— Aim —
In the data, extract each line that holds the string "xlabel".

(Rows from a figure dataset)
———

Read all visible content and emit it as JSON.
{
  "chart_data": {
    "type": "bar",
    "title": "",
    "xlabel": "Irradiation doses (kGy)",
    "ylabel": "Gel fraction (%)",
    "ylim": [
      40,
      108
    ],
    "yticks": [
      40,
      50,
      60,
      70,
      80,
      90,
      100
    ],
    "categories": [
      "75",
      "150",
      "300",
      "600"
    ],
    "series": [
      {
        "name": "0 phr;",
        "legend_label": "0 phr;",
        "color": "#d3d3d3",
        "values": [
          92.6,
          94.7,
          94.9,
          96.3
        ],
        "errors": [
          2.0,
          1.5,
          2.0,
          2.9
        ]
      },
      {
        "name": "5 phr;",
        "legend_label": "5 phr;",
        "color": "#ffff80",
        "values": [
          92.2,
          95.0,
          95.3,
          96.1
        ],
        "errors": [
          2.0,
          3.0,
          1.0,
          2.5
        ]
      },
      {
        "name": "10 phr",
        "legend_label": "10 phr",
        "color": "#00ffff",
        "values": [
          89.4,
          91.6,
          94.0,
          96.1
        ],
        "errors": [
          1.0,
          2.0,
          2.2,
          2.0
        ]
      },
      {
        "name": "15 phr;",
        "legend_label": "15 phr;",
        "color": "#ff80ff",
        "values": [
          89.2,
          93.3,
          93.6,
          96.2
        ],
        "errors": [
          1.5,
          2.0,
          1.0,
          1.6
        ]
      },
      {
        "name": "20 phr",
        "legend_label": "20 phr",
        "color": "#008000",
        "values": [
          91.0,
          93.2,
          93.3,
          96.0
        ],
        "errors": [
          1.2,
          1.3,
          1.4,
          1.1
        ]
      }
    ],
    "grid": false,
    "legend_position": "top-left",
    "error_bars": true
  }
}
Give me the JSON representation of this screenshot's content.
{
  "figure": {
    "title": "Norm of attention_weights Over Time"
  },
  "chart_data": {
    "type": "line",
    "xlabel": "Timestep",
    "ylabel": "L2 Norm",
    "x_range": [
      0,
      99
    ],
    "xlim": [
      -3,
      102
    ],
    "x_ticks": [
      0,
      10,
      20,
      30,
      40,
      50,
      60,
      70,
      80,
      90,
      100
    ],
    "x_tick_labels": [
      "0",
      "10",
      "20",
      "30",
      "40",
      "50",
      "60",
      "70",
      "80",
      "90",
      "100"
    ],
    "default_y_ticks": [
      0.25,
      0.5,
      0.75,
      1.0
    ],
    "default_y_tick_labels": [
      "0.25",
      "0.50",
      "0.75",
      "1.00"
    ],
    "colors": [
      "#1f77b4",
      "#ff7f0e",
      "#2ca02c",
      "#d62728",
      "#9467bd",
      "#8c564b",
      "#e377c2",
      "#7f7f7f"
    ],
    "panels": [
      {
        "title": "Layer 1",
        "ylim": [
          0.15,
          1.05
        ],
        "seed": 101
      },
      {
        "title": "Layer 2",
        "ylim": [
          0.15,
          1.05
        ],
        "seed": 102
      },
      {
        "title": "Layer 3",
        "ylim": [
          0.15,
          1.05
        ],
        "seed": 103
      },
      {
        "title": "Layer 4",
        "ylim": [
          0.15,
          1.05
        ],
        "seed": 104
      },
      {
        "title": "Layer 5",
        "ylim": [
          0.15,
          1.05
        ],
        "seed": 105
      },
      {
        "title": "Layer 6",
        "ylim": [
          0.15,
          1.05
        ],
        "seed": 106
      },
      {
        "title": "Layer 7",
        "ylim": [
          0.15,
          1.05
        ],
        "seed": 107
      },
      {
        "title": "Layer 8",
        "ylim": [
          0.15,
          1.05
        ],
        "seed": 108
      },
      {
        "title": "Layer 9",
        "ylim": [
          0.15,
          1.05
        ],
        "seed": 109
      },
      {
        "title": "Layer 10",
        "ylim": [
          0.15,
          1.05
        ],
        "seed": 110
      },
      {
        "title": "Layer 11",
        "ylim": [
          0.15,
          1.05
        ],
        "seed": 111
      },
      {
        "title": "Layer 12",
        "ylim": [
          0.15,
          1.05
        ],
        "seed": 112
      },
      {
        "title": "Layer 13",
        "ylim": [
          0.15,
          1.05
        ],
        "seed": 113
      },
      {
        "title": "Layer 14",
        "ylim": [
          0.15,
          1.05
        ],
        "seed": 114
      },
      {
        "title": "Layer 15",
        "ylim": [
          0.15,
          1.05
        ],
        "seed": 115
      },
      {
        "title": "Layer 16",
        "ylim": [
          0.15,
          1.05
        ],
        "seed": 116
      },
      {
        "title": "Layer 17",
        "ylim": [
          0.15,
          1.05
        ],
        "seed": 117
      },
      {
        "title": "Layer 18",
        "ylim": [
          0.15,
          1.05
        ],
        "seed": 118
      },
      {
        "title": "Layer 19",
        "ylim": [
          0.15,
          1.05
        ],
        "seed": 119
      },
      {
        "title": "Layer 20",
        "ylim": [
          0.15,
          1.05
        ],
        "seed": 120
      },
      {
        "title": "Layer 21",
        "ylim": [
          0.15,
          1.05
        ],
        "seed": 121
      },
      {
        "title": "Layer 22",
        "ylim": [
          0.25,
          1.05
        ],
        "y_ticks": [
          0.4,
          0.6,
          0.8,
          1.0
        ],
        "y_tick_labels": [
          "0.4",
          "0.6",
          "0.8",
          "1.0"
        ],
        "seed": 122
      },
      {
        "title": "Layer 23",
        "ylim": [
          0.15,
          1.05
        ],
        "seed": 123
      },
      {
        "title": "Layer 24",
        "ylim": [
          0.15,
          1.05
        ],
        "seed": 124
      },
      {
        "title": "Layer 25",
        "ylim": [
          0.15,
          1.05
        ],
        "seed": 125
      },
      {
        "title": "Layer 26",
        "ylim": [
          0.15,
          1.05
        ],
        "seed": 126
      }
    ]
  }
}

———

— Response to the task —
    "xlabel": "Irradiation doses (kGy)",
    "xlabel": "Timestep",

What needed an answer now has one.